-- begin Records to process --

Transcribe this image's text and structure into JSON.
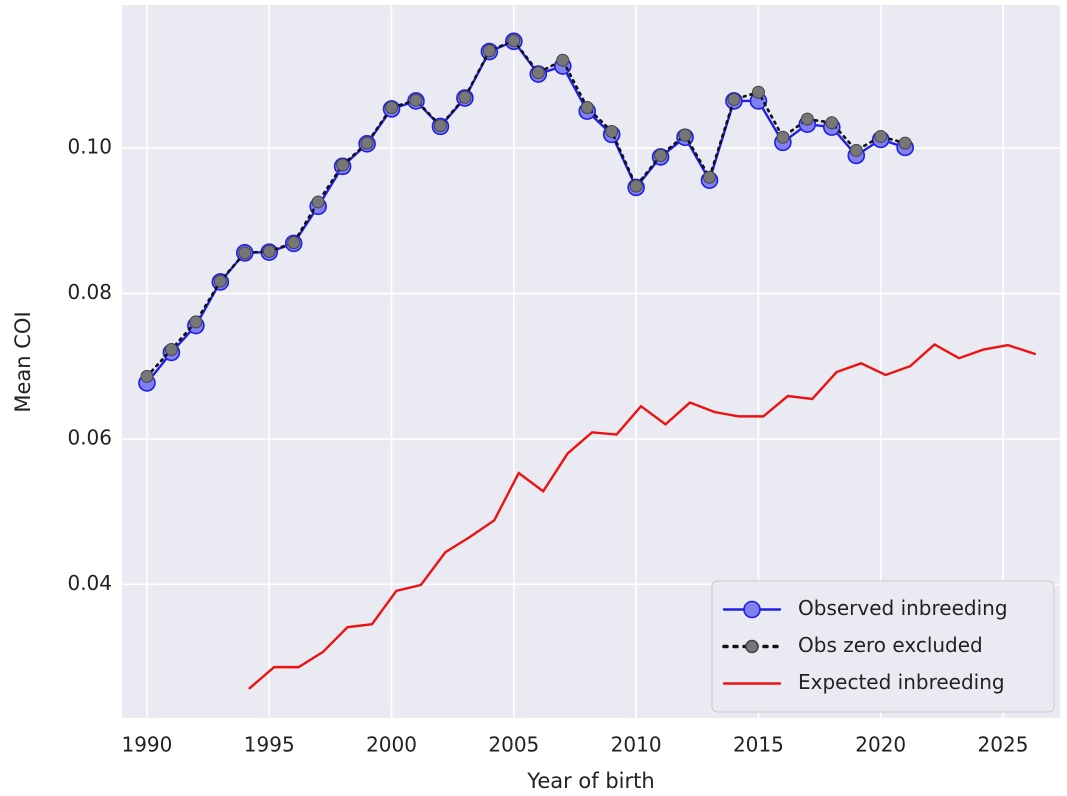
{
  "chart_data": {
    "type": "line",
    "x_label": "Year of birth",
    "y_label": "Mean COI",
    "xlim": [
      1988.98,
      2027.33
    ],
    "ylim": [
      0.0216,
      0.1197
    ],
    "xticks": [
      1990,
      1995,
      2000,
      2005,
      2010,
      2015,
      2020,
      2025
    ],
    "yticks": [
      0.04,
      0.06,
      0.08,
      {
        "value": 0.1,
        "label": "0.10"
      }
    ],
    "grid": true,
    "legend": "lower right",
    "background": "#eaeaf2",
    "series": [
      {
        "name": "Observed inbreeding",
        "color": "#1f1fe6",
        "marker_color": "#8080f0",
        "linestyle": "solid",
        "marker": true,
        "x": [
          1990,
          1991,
          1992,
          1993,
          1994,
          1995,
          1996,
          1997,
          1998,
          1999,
          2000,
          2001,
          2002,
          2003,
          2004,
          2005,
          2006,
          2007,
          2008,
          2009,
          2010,
          2011,
          2012,
          2013,
          2014,
          2015,
          2016,
          2017,
          2018,
          2019,
          2020,
          2021
        ],
        "values": [
          0.0677,
          0.0719,
          0.0756,
          0.0816,
          0.0856,
          0.0857,
          0.0869,
          0.092,
          0.0975,
          0.1006,
          0.1054,
          0.1065,
          0.103,
          0.1069,
          0.1133,
          0.1147,
          0.1102,
          0.1113,
          0.1051,
          0.1019,
          0.0946,
          0.0988,
          0.1015,
          0.0956,
          0.1065,
          0.1065,
          0.1008,
          0.1033,
          0.1029,
          0.099,
          0.1012,
          0.1001
        ]
      },
      {
        "name": "Obs zero excluded",
        "color": "#111111",
        "marker_color": "#777777",
        "linestyle": "dotted",
        "marker": true,
        "x": [
          1990,
          1991,
          1992,
          1993,
          1994,
          1995,
          1996,
          1997,
          1998,
          1999,
          2000,
          2001,
          2002,
          2003,
          2004,
          2005,
          2006,
          2007,
          2008,
          2009,
          2010,
          2011,
          2012,
          2013,
          2014,
          2015,
          2016,
          2017,
          2018,
          2019,
          2020,
          2021
        ],
        "values": [
          0.0686,
          0.0723,
          0.0761,
          0.0817,
          0.0856,
          0.0858,
          0.087,
          0.0926,
          0.0977,
          0.1007,
          0.1056,
          0.1066,
          0.1031,
          0.107,
          0.1134,
          0.1148,
          0.1104,
          0.1121,
          0.1056,
          0.1023,
          0.0948,
          0.099,
          0.1018,
          0.096,
          0.1067,
          0.1077,
          0.1015,
          0.104,
          0.1035,
          0.0997,
          0.1016,
          0.1007
        ]
      },
      {
        "name": "Expected inbreeding",
        "color": "#ee1111",
        "linestyle": "solid",
        "marker": false,
        "x": [
          1994.2,
          1995.2,
          1996.2,
          1997.2,
          1998.2,
          1999.2,
          2000.2,
          2001.2,
          2002.2,
          2003.2,
          2004.2,
          2005.2,
          2006.2,
          2007.2,
          2008.2,
          2009.2,
          2010.2,
          2011.2,
          2012.2,
          2013.2,
          2014.2,
          2015.2,
          2016.2,
          2017.2,
          2018.2,
          2019.2,
          2020.2,
          2021.2,
          2022.2,
          2023.2,
          2024.2,
          2025.2,
          2026.3
        ],
        "values": [
          0.0257,
          0.0286,
          0.0286,
          0.0307,
          0.0341,
          0.0345,
          0.0391,
          0.0399,
          0.0444,
          0.0465,
          0.0488,
          0.0553,
          0.0528,
          0.058,
          0.0609,
          0.0606,
          0.0645,
          0.062,
          0.065,
          0.0637,
          0.0631,
          0.0631,
          0.0659,
          0.0655,
          0.0692,
          0.0704,
          0.0688,
          0.07,
          0.073,
          0.0711,
          0.0723,
          0.0729,
          0.0717
        ]
      }
    ]
  }
}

-- end Records to process --

→ **Exercise instructions**:
Quote the records above in full, dropping each picture.

→ **Output for this task**:
Transcribe this image's text and structure into JSON.
{
  "chart_data": {
    "type": "line",
    "x_label": "Year of birth",
    "y_label": "Mean COI",
    "xlim": [
      1988.98,
      2027.33
    ],
    "ylim": [
      0.0216,
      0.1197
    ],
    "xticks": [
      1990,
      1995,
      2000,
      2005,
      2010,
      2015,
      2020,
      2025
    ],
    "yticks": [
      0.04,
      0.06,
      0.08,
      {
        "value": 0.1,
        "label": "0.10"
      }
    ],
    "grid": true,
    "legend": "lower right",
    "background": "#eaeaf2",
    "series": [
      {
        "name": "Observed inbreeding",
        "color": "#1f1fe6",
        "marker_color": "#8080f0",
        "linestyle": "solid",
        "marker": true,
        "x": [
          1990,
          1991,
          1992,
          1993,
          1994,
          1995,
          1996,
          1997,
          1998,
          1999,
          2000,
          2001,
          2002,
          2003,
          2004,
          2005,
          2006,
          2007,
          2008,
          2009,
          2010,
          2011,
          2012,
          2013,
          2014,
          2015,
          2016,
          2017,
          2018,
          2019,
          2020,
          2021
        ],
        "values": [
          0.0677,
          0.0719,
          0.0756,
          0.0816,
          0.0856,
          0.0857,
          0.0869,
          0.092,
          0.0975,
          0.1006,
          0.1054,
          0.1065,
          0.103,
          0.1069,
          0.1133,
          0.1147,
          0.1102,
          0.1113,
          0.1051,
          0.1019,
          0.0946,
          0.0988,
          0.1015,
          0.0956,
          0.1065,
          0.1065,
          0.1008,
          0.1033,
          0.1029,
          0.099,
          0.1012,
          0.1001
        ]
      },
      {
        "name": "Obs zero excluded",
        "color": "#111111",
        "marker_color": "#777777",
        "linestyle": "dotted",
        "marker": true,
        "x": [
          1990,
          1991,
          1992,
          1993,
          1994,
          1995,
          1996,
          1997,
          1998,
          1999,
          2000,
          2001,
          2002,
          2003,
          2004,
          2005,
          2006,
          2007,
          2008,
          2009,
          2010,
          2011,
          2012,
          2013,
          2014,
          2015,
          2016,
          2017,
          2018,
          2019,
          2020,
          2021
        ],
        "values": [
          0.0686,
          0.0723,
          0.0761,
          0.0817,
          0.0856,
          0.0858,
          0.087,
          0.0926,
          0.0977,
          0.1007,
          0.1056,
          0.1066,
          0.1031,
          0.107,
          0.1134,
          0.1148,
          0.1104,
          0.1121,
          0.1056,
          0.1023,
          0.0948,
          0.099,
          0.1018,
          0.096,
          0.1067,
          0.1077,
          0.1015,
          0.104,
          0.1035,
          0.0997,
          0.1016,
          0.1007
        ]
      },
      {
        "name": "Expected inbreeding",
        "color": "#ee1111",
        "linestyle": "solid",
        "marker": false,
        "x": [
          1994.2,
          1995.2,
          1996.2,
          1997.2,
          1998.2,
          1999.2,
          2000.2,
          2001.2,
          2002.2,
          2003.2,
          2004.2,
          2005.2,
          2006.2,
          2007.2,
          2008.2,
          2009.2,
          2010.2,
          2011.2,
          2012.2,
          2013.2,
          2014.2,
          2015.2,
          2016.2,
          2017.2,
          2018.2,
          2019.2,
          2020.2,
          2021.2,
          2022.2,
          2023.2,
          2024.2,
          2025.2,
          2026.3
        ],
        "values": [
          0.0257,
          0.0286,
          0.0286,
          0.0307,
          0.0341,
          0.0345,
          0.0391,
          0.0399,
          0.0444,
          0.0465,
          0.0488,
          0.0553,
          0.0528,
          0.058,
          0.0609,
          0.0606,
          0.0645,
          0.062,
          0.065,
          0.0637,
          0.0631,
          0.0631,
          0.0659,
          0.0655,
          0.0692,
          0.0704,
          0.0688,
          0.07,
          0.073,
          0.0711,
          0.0723,
          0.0729,
          0.0717
        ]
      }
    ]
  }
}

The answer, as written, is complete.